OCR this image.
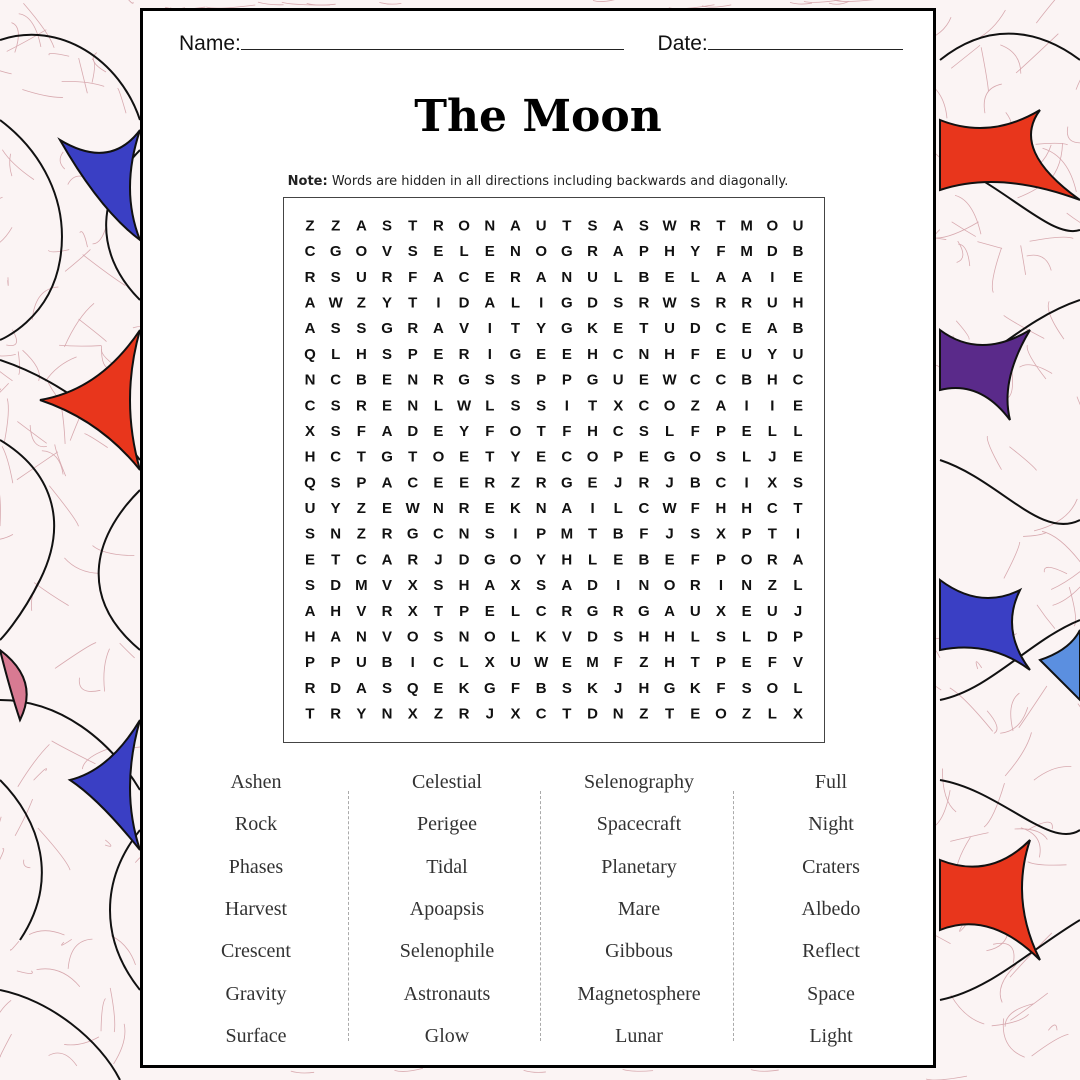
Name:	Date:
The Moon
Note: Words are hidden in all directions including backwards and diagonally.
Z Z A S T R O N A U T S A S W R T M O U
C G O V S E L E N O G R A P H Y F M D B
R S U R F A C E R A N U L B E L A A I E
A W Z Y T I D A L I G D S R W S R R U H
A S S G R A V I T Y G K E T U D C E A B
Q L H S P E R I G E E H C N H F E U Y U
N C B E N R G S S P P G U E W C C B H C
C S R E N L W L S S I T X C O Z A I I E
X S F A D E Y F O T F H C S L F P E L L
H C T G T O E T Y E C O P E G O S L J E
Q S P A C E E R Z R G E J R J B C I X S
U Y Z E W N R E K N A I L C W F H H C T
S N Z R G C N S I P M T B F J S X P T I
E T C A R J D G O Y H L E B E F P O R A
S D M V X S H A X S A D I N O R I N Z L
A H V R X T P E L C R G R G A U X E U J
H A N V O S N O L K V D S H H L S L D P
P P U B I C L X U W E M F Z H T P E F V
R D A S Q E K G F B S K J H G K F S O L
T R Y N X Z R J X C T D N Z T E O Z L X
Ashen
Rock
Phases
Harvest
Crescent
Gravity
Surface
Celestial
Perigee
Tidal
Apoapsis
Selenophile
Astronauts
Glow
Selenography
Spacecraft
Planetary
Mare
Gibbous
Magnetosphere
Lunar
Full
Night
Craters
Albedo
Reflect
Space
Light
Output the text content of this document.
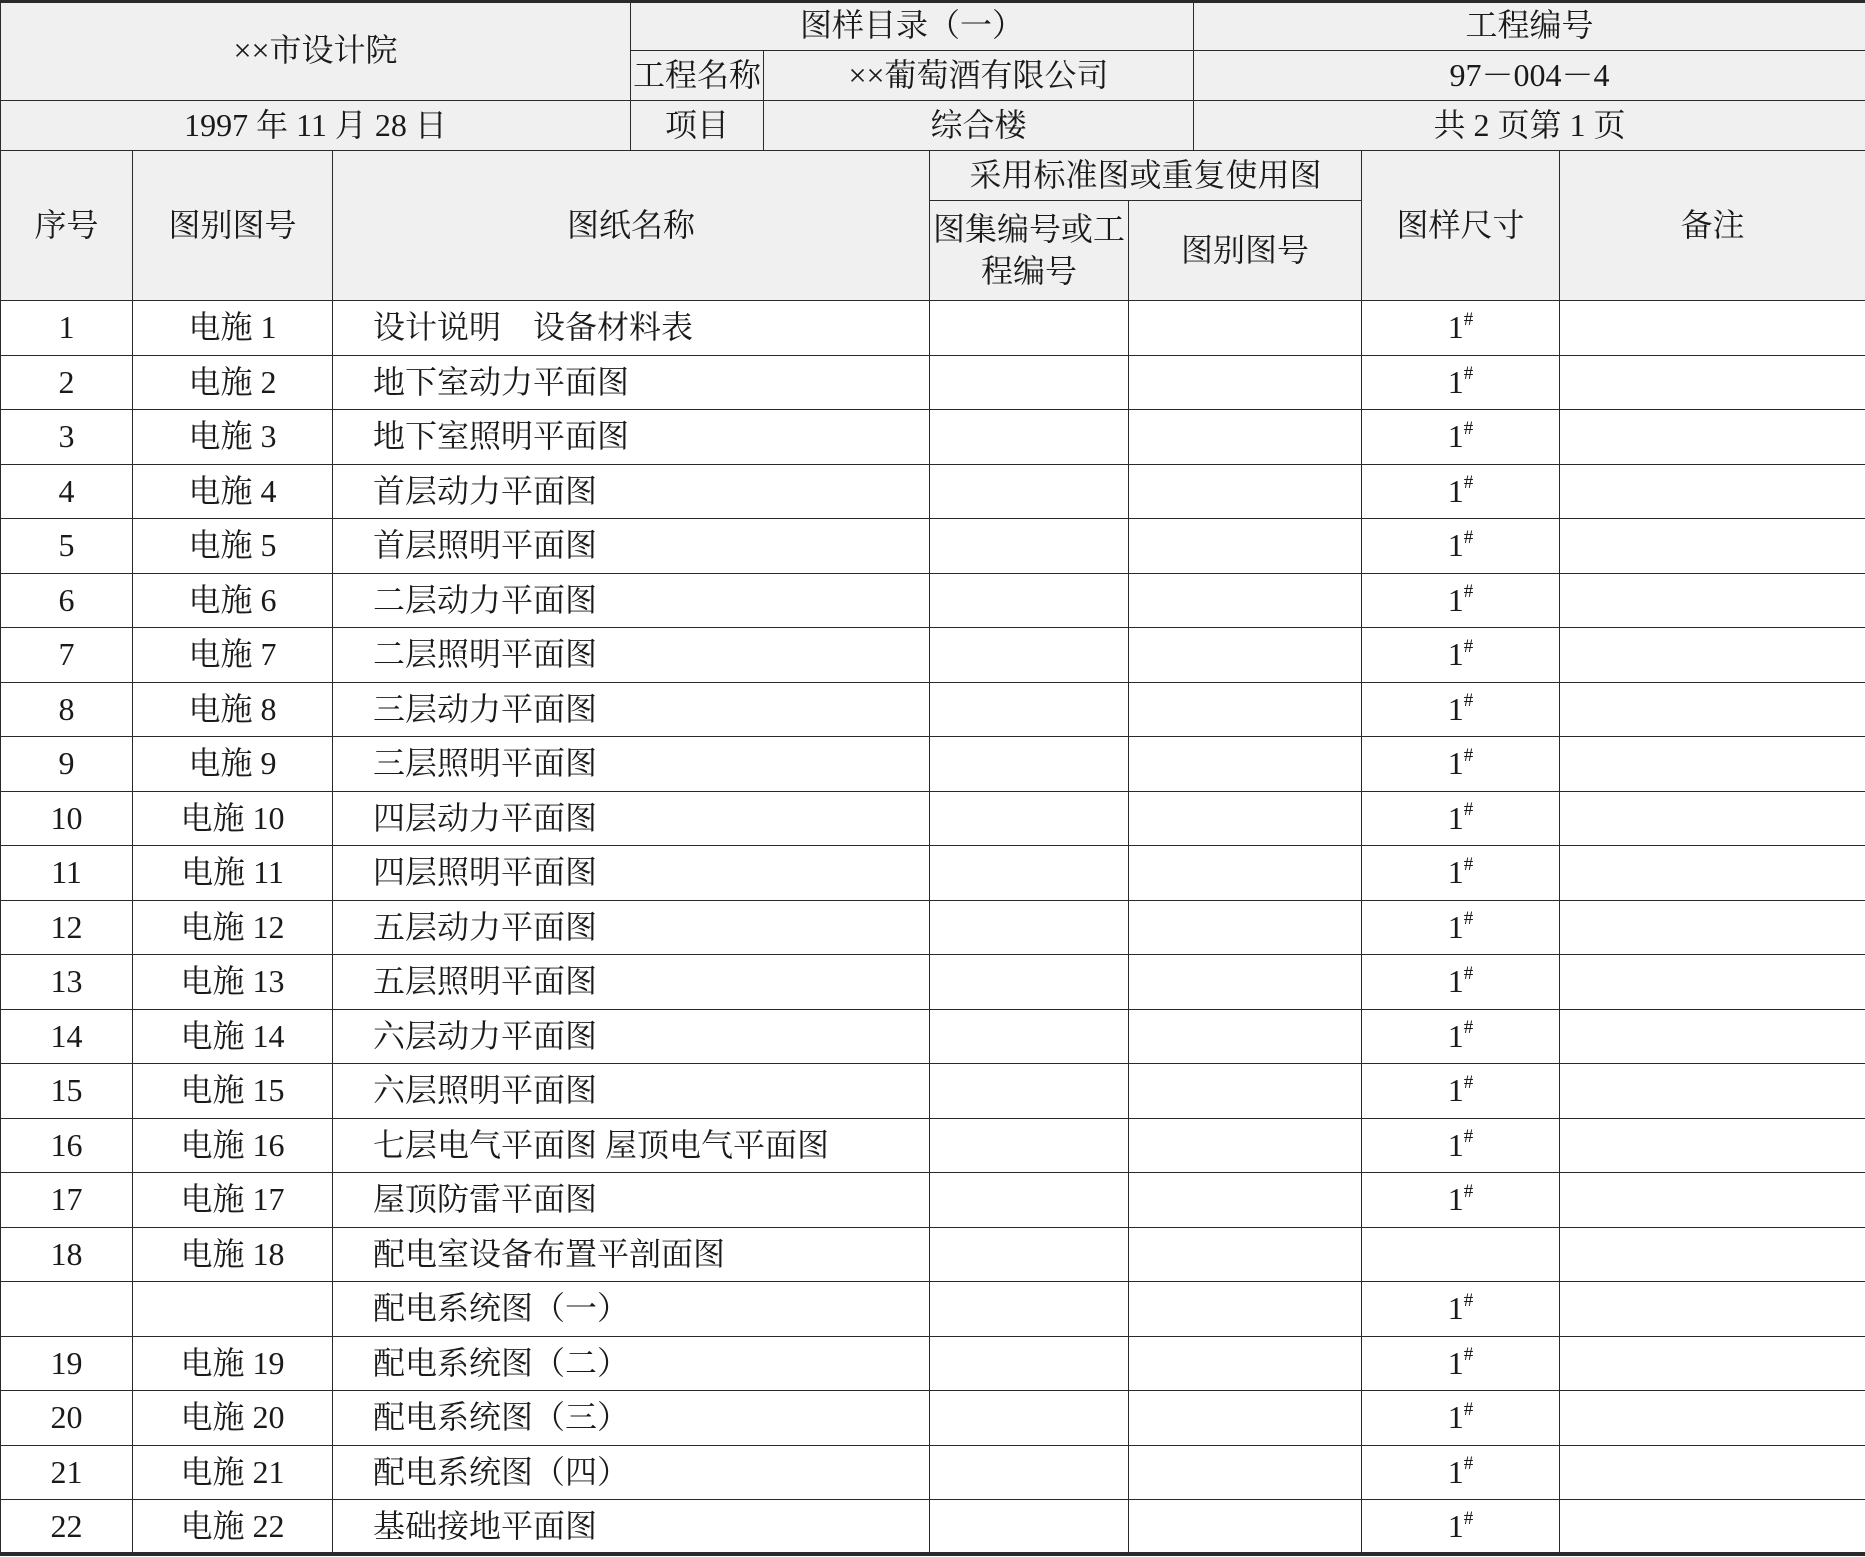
××市设计院	图样目录（一）		工程编号
	工程名称	××葡萄酒有限公司	97－004－4
1997 年 11 月 28 日	项目	综合楼	共 2 页第 1 页
序号	图别图号	图纸名称	采用标准图或重复使用图		图样尺寸	备注
			图集编号或工程编号	图别图号		
1	电施 1	设计说明　设备材料表			1#	
2	电施 2	地下室动力平面图			1#	
3	电施 3	地下室照明平面图			1#	
4	电施 4	首层动力平面图			1#	
5	电施 5	首层照明平面图			1#	
6	电施 6	二层动力平面图			1#	
7	电施 7	二层照明平面图			1#	
8	电施 8	三层动力平面图			1#	
9	电施 9	三层照明平面图			1#	
10	电施 10	四层动力平面图			1#	
11	电施 11	四层照明平面图			1#	
12	电施 12	五层动力平面图			1#	
13	电施 13	五层照明平面图			1#	
14	电施 14	六层动力平面图			1#	
15	电施 15	六层照明平面图			1#	
16	电施 16	七层电气平面图 屋顶电气平面图			1#	
17	电施 17	屋顶防雷平面图			1#	
18	电施 18	配电室设备布置平剖面图				
		配电系统图（一）			1#	
19	电施 19	配电系统图（二）			1#	
20	电施 20	配电系统图（三）			1#	
21	电施 21	配电系统图（四）			1#	
22	电施 22	基础接地平面图			1#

Goal: From the listing, extract all text exactly as given and drop any picture.

The reply:
OCR this image.
Name:	Date:
The Moon
Note: Words are hidden in all directions including backwards and diagonally.
Z Z A S T R O N A U T S A S W R T M O U
C G O V S E L E N O G R A P H Y F M D B
R S U R F A C E R A N U L B E L A A I E
A W Z Y T I D A L I G D S R W S R R U H
A S S G R A V I T Y G K E T U D C E A B
Q L H S P E R I G E E H C N H F E U Y U
N C B E N R G S S P P G U E W C C B H C
C S R E N L W L S S I T X C O Z A I I E
X S F A D E Y F O T F H C S L F P E L L
H C T G T O E T Y E C O P E G O S L J E
Q S P A C E E R Z R G E J R J B C I X S
U Y Z E W N R E K N A I L C W F H H C T
S N Z R G C N S I P M T B F J S X P T I
E T C A R J D G O Y H L E B E F P O R A
S D M V X S H A X S A D I N O R I N Z L
A H V R X T P E L C R G R G A U X E U J
H A N V O S N O L K V D S H H L S L D P
P P U B I C L X U W E M F Z H T P E F V
R D A S Q E K G F B S K J H G K F S O L
T R Y N X Z R J X C T D N Z T E O Z L X
Ashen
Rock
Phases
Harvest
Crescent
Gravity
Surface
Celestial
Perigee
Tidal
Apoapsis
Selenophile
Astronauts
Glow
Selenography
Spacecraft
Planetary
Mare
Gibbous
Magnetosphere
Lunar
Full
Night
Craters
Albedo
Reflect
Space
Light
Output the text content of this document.
××市设计院	图样目录（一）		工程编号
	工程名称	××葡萄酒有限公司	97－004－4
1997 年 11 月 28 日	项目	综合楼	共 2 页第 1 页
序号	图别图号	图纸名称	采用标准图或重复使用图		图样尺寸	备注
			图集编号或工程编号	图别图号		
1	电施 1	设计说明　设备材料表			1#	
2	电施 2	地下室动力平面图			1#	
3	电施 3	地下室照明平面图			1#	
4	电施 4	首层动力平面图			1#	
5	电施 5	首层照明平面图			1#	
6	电施 6	二层动力平面图			1#	
7	电施 7	二层照明平面图			1#	
8	电施 8	三层动力平面图			1#	
9	电施 9	三层照明平面图			1#	
10	电施 10	四层动力平面图			1#	
11	电施 11	四层照明平面图			1#	
12	电施 12	五层动力平面图			1#	
13	电施 13	五层照明平面图			1#	
14	电施 14	六层动力平面图			1#	
15	电施 15	六层照明平面图			1#	
16	电施 16	七层电气平面图 屋顶电气平面图			1#	
17	电施 17	屋顶防雷平面图			1#	
18	电施 18	配电室设备布置平剖面图				
		配电系统图（一）			1#	
19	电施 19	配电系统图（二）			1#	
20	电施 20	配电系统图（三）			1#	
21	电施 21	配电系统图（四）			1#	
22	电施 22	基础接地平面图			1#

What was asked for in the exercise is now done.